» **TASK PROMPT**
Check each line of the records for "only"; collect those that have it.

» **DATA PROVIDED**
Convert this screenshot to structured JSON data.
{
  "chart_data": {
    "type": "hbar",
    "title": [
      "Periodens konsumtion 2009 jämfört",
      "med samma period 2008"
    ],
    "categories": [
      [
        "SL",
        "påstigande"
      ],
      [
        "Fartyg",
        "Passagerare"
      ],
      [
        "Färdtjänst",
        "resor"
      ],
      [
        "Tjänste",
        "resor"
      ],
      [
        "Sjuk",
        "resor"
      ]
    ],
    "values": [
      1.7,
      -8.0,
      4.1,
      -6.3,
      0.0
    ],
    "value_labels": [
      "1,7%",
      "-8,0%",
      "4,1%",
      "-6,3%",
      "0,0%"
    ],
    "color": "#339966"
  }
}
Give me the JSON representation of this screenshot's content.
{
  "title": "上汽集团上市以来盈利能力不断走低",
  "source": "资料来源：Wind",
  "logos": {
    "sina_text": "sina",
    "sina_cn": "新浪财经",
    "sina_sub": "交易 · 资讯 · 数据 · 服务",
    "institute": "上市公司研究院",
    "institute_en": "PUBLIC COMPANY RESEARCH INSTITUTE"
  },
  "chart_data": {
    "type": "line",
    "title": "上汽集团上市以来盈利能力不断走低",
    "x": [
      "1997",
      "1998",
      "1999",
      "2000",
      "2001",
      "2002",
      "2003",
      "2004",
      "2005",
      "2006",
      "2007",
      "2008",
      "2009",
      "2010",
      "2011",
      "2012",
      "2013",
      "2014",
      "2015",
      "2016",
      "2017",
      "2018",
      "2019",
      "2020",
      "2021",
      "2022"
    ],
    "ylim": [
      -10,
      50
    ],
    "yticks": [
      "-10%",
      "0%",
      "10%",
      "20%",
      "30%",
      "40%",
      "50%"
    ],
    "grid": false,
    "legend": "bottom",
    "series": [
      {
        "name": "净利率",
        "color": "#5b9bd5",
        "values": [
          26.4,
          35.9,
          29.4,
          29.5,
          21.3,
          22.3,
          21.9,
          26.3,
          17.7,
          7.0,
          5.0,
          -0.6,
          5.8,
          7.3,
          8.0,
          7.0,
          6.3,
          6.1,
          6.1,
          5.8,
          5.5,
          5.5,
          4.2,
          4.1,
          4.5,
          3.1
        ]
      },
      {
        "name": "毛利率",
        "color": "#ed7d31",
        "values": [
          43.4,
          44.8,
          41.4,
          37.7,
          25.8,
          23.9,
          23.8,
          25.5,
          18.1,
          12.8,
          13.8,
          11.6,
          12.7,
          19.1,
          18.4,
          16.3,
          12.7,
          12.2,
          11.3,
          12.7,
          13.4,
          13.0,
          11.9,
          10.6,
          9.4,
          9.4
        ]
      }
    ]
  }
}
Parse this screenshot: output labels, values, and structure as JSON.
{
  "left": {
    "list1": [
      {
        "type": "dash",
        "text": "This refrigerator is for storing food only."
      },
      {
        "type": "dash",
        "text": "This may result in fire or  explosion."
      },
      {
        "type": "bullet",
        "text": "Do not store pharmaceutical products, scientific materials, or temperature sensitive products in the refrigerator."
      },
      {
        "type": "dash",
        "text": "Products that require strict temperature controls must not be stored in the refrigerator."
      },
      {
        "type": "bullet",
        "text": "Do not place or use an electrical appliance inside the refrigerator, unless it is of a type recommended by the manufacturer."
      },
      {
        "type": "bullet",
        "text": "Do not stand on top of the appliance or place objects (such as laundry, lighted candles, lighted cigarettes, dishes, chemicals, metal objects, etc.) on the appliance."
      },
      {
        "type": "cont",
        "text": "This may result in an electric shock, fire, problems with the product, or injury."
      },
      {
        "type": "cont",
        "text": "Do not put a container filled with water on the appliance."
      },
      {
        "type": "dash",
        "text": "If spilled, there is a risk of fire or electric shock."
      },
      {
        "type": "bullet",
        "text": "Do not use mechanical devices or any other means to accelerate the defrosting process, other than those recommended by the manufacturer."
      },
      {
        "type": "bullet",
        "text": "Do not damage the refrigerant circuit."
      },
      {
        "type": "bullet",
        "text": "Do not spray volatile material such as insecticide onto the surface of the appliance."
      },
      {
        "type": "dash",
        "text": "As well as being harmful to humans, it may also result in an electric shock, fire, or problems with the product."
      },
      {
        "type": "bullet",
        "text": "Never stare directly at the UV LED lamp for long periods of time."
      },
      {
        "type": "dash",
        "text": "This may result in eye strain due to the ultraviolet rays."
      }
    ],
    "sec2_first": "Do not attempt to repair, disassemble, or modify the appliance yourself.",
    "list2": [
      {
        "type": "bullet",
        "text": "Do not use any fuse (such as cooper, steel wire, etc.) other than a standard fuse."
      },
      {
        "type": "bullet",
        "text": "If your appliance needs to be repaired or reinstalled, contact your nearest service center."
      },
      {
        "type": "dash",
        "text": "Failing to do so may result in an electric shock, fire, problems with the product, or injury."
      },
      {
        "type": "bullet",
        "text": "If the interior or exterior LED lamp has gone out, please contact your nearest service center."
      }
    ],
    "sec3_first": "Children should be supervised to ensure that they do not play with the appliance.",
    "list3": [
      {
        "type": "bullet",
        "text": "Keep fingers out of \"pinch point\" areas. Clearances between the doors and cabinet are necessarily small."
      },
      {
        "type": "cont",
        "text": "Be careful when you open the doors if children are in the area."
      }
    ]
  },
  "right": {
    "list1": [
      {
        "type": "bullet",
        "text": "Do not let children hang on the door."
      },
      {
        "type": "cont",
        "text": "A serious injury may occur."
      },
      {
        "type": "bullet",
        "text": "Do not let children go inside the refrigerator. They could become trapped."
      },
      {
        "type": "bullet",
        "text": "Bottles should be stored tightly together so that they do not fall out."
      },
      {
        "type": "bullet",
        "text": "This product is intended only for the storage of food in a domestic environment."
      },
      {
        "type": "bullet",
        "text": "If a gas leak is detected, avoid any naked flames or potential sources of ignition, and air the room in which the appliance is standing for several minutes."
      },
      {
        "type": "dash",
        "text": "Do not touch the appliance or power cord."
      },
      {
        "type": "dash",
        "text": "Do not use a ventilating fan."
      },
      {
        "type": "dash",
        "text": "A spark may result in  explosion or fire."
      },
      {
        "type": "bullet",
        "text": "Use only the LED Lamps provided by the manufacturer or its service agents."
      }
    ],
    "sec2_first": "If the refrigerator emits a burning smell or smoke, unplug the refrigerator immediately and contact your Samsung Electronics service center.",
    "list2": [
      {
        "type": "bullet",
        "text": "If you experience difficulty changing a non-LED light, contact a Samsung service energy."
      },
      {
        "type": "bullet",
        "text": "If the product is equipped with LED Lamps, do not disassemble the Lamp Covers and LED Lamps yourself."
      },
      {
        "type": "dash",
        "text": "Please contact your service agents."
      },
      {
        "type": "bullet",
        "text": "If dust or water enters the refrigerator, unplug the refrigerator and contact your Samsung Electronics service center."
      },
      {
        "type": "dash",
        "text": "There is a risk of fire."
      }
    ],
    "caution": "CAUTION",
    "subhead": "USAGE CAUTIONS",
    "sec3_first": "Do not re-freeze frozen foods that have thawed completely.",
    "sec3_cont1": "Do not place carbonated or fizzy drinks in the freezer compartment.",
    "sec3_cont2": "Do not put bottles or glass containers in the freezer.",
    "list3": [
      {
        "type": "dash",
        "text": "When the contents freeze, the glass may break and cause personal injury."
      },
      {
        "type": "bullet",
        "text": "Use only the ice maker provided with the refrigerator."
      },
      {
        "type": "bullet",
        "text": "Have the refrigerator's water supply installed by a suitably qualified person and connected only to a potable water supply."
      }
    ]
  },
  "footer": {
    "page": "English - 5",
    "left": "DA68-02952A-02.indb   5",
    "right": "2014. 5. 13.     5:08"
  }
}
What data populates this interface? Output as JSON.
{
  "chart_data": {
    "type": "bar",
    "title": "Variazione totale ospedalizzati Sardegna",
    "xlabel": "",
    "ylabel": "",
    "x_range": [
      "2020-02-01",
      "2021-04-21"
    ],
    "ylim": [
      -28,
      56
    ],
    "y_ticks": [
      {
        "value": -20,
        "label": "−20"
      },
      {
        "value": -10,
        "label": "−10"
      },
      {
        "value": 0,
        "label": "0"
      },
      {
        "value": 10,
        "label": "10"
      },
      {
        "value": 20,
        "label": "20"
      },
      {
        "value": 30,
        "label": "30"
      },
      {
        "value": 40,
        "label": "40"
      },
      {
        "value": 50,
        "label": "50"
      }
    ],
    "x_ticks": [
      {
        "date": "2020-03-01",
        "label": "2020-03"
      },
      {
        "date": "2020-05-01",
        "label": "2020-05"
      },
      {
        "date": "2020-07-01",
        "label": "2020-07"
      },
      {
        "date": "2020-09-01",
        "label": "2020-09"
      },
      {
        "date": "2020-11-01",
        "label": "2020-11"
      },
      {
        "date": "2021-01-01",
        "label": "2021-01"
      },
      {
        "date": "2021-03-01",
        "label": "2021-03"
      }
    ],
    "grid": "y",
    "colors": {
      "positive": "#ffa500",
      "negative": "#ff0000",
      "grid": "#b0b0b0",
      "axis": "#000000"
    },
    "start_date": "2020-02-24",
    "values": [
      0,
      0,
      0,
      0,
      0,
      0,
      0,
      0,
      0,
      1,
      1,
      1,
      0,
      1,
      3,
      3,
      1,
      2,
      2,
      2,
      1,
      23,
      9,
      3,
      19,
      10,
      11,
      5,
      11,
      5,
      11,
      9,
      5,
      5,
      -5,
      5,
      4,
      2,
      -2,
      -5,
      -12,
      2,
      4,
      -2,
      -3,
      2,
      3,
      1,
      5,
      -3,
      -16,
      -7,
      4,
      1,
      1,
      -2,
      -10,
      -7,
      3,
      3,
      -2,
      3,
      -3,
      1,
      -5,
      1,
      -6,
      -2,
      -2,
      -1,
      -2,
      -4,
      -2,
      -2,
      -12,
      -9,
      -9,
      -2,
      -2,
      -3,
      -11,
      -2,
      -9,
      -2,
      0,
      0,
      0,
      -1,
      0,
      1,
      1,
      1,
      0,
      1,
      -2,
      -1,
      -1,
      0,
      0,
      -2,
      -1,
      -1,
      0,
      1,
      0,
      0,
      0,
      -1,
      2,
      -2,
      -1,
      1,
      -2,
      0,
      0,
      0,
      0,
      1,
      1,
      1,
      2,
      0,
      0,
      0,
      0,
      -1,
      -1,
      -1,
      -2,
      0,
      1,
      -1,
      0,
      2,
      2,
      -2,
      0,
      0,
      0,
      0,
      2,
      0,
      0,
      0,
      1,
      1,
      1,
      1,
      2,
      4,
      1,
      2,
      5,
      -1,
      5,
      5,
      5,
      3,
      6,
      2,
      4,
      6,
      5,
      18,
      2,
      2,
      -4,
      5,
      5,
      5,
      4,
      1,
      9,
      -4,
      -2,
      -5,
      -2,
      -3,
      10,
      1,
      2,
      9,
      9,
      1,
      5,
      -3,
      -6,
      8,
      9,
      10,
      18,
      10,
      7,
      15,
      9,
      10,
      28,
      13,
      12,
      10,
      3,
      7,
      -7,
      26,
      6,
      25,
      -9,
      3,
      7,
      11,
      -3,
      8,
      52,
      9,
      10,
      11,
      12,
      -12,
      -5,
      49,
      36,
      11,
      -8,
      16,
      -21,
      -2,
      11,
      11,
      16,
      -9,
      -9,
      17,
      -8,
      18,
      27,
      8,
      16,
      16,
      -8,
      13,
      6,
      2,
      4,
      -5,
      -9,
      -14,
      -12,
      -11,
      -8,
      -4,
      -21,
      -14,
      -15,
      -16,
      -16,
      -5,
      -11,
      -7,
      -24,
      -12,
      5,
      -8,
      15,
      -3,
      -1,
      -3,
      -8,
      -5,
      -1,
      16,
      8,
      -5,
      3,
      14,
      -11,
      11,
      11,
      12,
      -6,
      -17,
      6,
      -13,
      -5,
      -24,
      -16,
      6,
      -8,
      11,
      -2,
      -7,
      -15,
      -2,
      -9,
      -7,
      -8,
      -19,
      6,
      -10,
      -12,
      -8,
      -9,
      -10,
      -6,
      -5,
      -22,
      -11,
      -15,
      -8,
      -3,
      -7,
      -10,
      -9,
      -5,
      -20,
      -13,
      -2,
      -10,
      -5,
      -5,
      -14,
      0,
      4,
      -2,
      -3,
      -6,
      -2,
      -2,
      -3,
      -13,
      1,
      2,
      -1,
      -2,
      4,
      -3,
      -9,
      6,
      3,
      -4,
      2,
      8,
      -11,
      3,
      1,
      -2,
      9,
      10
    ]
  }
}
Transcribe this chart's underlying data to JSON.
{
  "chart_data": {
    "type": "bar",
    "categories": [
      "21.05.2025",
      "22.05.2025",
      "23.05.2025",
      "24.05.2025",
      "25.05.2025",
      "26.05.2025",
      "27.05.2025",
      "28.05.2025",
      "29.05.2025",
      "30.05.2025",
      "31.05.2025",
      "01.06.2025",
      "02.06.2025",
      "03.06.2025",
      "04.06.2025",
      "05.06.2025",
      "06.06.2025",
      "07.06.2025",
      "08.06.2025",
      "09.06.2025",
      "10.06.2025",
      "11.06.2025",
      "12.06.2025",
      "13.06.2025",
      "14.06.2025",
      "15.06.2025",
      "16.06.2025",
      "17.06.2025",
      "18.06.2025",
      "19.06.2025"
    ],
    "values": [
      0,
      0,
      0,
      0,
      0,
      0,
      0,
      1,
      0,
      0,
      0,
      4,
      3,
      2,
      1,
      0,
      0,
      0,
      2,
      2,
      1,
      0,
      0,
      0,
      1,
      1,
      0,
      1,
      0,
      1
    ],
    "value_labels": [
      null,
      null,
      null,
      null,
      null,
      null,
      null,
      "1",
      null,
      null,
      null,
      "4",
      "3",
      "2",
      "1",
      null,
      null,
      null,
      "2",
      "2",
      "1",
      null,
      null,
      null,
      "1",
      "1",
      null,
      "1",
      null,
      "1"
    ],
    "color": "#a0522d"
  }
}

» **EXERCISE OUTPUT**
        "text": "This refrigerator is for storing food only."
        "text": "This product is intended only for the storage of food in a domestic environment."
        "text": "Use only the LED Lamps provided by the manufacturer or its service agents."
        "text": "Use only the ice maker provided with the refrigerator."
        "text": "Have the refrigerator's water supply installed by a suitably qualified person and connected only to a potable water supply."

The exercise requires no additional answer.